[START DATASET ROWS]

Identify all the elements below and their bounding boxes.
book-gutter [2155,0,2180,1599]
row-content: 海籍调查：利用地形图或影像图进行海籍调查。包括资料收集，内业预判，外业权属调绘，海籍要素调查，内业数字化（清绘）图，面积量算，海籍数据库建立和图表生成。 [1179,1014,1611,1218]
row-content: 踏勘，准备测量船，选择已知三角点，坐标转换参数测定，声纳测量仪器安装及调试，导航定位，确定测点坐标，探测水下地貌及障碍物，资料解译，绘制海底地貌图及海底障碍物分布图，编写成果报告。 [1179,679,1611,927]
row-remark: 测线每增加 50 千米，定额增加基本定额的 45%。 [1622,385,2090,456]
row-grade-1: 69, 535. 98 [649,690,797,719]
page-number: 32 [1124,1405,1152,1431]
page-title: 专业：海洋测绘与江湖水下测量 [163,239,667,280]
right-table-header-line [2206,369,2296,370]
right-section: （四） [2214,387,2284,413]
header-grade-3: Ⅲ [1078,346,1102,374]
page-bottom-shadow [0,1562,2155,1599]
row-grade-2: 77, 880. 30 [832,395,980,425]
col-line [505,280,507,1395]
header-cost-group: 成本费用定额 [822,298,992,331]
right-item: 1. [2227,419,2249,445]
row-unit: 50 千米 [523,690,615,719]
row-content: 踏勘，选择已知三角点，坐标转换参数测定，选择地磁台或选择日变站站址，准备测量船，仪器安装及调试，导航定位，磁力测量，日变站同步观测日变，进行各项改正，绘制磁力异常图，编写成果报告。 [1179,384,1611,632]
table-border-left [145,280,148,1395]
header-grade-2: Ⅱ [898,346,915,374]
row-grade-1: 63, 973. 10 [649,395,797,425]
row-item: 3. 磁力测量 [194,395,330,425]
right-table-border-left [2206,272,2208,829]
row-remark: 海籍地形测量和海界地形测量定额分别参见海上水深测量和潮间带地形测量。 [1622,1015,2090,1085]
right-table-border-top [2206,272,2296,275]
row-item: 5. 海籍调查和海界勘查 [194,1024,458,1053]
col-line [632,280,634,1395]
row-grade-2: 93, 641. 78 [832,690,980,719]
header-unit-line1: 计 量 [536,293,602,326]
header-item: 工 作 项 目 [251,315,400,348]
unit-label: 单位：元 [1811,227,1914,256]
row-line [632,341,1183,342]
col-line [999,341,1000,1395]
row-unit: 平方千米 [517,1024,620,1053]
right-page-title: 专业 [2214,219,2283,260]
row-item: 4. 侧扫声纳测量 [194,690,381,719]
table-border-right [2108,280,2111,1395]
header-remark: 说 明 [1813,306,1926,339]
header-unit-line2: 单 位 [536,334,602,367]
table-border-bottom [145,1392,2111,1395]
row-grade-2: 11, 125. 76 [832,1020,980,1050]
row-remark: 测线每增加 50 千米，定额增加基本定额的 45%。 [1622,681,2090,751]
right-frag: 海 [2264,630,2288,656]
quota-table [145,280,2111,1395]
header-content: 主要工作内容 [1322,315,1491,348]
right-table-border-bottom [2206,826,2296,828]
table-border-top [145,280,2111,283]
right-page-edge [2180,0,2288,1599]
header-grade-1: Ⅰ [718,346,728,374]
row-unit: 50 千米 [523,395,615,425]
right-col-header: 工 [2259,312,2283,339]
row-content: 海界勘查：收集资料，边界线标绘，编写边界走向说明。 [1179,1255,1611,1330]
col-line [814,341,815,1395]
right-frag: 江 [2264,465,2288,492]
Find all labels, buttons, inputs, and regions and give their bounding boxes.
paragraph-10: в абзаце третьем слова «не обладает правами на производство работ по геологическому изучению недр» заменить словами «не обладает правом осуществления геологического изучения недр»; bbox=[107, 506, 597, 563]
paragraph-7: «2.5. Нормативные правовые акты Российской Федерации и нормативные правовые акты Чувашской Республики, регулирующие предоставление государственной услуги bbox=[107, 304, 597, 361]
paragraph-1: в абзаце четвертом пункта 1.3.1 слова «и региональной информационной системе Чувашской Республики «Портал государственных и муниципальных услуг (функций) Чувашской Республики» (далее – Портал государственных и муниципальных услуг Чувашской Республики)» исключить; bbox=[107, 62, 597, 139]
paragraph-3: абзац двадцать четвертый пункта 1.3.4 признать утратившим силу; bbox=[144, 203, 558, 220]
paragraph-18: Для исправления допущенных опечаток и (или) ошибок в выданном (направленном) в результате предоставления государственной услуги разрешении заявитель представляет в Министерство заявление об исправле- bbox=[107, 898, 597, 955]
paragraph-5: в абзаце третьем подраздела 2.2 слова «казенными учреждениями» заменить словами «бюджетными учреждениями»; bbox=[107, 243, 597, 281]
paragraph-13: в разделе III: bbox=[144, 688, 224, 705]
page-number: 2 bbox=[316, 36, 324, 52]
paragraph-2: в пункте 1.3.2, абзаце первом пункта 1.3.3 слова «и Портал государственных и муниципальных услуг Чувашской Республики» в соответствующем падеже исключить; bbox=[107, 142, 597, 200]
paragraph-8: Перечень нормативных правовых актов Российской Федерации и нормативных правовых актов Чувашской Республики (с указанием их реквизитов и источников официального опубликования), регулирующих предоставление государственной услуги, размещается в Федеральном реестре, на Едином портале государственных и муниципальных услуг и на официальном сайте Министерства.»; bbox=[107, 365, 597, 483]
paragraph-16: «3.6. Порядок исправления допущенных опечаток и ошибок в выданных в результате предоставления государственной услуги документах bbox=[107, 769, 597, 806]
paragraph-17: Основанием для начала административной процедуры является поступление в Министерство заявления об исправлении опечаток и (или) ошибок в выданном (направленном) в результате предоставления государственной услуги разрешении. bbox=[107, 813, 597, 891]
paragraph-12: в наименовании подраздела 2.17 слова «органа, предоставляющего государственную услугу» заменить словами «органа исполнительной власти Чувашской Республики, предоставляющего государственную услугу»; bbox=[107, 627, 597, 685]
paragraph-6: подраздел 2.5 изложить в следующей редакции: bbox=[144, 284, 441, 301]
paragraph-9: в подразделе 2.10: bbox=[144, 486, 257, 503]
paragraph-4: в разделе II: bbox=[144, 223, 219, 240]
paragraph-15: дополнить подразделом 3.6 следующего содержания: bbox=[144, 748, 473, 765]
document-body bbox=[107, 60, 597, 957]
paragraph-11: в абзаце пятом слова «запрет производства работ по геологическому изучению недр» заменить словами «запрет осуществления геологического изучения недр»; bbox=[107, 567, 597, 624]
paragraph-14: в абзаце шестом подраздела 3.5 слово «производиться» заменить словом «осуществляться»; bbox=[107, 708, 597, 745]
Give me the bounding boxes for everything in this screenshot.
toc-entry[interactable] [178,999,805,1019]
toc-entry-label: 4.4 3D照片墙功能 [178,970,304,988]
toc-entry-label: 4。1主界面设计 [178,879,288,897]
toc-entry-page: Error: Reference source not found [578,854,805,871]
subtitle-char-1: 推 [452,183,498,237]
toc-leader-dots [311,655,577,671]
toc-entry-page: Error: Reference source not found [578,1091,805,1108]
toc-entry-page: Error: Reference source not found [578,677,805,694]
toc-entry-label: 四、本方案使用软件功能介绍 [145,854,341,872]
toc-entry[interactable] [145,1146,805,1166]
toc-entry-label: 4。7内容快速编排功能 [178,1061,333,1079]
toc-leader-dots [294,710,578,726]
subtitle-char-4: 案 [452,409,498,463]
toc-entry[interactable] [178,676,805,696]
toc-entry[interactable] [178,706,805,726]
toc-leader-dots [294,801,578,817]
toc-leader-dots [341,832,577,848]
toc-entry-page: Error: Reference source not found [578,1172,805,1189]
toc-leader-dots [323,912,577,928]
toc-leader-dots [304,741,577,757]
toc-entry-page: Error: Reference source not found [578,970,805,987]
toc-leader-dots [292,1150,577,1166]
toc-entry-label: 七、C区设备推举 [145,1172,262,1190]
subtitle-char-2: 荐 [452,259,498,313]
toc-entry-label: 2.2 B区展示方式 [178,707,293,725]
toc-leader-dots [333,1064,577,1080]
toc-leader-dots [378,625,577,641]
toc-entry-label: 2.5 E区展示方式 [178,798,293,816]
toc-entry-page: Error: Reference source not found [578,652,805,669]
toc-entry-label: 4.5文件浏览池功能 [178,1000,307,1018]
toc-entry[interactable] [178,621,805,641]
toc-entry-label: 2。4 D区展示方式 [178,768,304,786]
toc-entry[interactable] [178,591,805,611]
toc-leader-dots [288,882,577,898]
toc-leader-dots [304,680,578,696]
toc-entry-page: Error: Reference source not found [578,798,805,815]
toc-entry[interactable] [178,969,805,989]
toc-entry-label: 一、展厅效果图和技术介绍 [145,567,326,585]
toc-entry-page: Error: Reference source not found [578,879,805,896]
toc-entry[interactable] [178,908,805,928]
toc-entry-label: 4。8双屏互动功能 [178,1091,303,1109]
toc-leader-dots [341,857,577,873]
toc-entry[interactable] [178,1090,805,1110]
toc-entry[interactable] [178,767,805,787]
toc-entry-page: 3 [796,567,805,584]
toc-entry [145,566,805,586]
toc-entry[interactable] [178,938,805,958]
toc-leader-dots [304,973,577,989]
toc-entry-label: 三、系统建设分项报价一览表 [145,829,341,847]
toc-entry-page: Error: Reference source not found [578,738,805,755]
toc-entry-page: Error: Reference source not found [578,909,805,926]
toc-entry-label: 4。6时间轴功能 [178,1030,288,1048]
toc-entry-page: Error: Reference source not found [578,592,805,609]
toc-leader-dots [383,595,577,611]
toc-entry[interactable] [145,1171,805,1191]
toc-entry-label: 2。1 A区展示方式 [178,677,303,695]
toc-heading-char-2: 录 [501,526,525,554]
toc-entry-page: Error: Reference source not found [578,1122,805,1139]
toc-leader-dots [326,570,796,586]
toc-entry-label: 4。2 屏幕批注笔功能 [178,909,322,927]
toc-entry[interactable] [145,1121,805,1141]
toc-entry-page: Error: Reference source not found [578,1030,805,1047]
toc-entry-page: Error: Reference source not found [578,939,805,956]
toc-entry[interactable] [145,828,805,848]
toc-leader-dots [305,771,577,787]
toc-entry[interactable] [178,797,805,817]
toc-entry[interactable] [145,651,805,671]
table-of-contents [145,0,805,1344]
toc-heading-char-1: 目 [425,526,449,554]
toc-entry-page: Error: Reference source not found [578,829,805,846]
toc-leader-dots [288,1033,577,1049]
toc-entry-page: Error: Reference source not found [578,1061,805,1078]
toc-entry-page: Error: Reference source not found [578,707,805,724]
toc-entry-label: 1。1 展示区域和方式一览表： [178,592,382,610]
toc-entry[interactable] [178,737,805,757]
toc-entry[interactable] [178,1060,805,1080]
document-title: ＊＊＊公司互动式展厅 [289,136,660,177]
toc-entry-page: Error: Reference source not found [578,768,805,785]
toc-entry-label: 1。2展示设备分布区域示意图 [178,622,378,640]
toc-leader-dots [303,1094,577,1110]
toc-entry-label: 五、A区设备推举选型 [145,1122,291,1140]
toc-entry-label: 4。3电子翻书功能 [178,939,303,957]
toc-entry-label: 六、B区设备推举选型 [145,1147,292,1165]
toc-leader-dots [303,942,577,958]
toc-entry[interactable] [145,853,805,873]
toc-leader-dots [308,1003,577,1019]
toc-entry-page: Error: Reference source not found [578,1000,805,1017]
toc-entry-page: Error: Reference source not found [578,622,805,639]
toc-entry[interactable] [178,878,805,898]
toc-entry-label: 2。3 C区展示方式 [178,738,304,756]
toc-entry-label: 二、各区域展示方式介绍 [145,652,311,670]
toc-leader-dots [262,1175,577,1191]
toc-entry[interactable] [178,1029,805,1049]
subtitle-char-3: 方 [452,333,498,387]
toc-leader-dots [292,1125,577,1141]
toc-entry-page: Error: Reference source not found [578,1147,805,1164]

[END DATASET ROWS]

Please give again, unchanged, everything from the start of the material down to the line that contains "header-unit-line1: 计 量 [536,293,602,326]", with that line included.

## EXERCISE OUTPUT
Identify all the elements below and their bounding boxes.
book-gutter [2155,0,2180,1599]
row-content: 海籍调查：利用地形图或影像图进行海籍调查。包括资料收集，内业预判，外业权属调绘，海籍要素调查，内业数字化（清绘）图，面积量算，海籍数据库建立和图表生成。 [1179,1014,1611,1218]
row-content: 踏勘，准备测量船，选择已知三角点，坐标转换参数测定，声纳测量仪器安装及调试，导航定位，确定测点坐标，探测水下地貌及障碍物，资料解译，绘制海底地貌图及海底障碍物分布图，编写成果报告。 [1179,679,1611,927]
row-remark: 测线每增加 50 千米，定额增加基本定额的 45%。 [1622,385,2090,456]
row-grade-1: 69, 535. 98 [649,690,797,719]
page-number: 32 [1124,1405,1152,1431]
page-title: 专业：海洋测绘与江湖水下测量 [163,239,667,280]
right-table-header-line [2206,369,2296,370]
right-section: （四） [2214,387,2284,413]
header-grade-3: Ⅲ [1078,346,1102,374]
page-bottom-shadow [0,1562,2155,1599]
row-grade-2: 77, 880. 30 [832,395,980,425]
col-line [505,280,507,1395]
header-cost-group: 成本费用定额 [822,298,992,331]
right-item: 1. [2227,419,2249,445]
row-unit: 50 千米 [523,690,615,719]
row-content: 踏勘，选择已知三角点，坐标转换参数测定，选择地磁台或选择日变站站址，准备测量船，仪器安装及调试，导航定位，磁力测量，日变站同步观测日变，进行各项改正，绘制磁力异常图，编写成果报告。 [1179,384,1611,632]
table-border-left [145,280,148,1395]
header-grade-2: Ⅱ [898,346,915,374]
row-grade-1: 63, 973. 10 [649,395,797,425]
row-item: 3. 磁力测量 [194,395,330,425]
right-table-border-left [2206,272,2208,829]
row-remark: 海籍地形测量和海界地形测量定额分别参见海上水深测量和潮间带地形测量。 [1622,1015,2090,1085]
right-table-border-top [2206,272,2296,275]
row-item: 5. 海籍调查和海界勘查 [194,1024,458,1053]
col-line [632,280,634,1395]
row-grade-2: 93, 641. 78 [832,690,980,719]
header-unit-line1: 计 量 [536,293,602,326]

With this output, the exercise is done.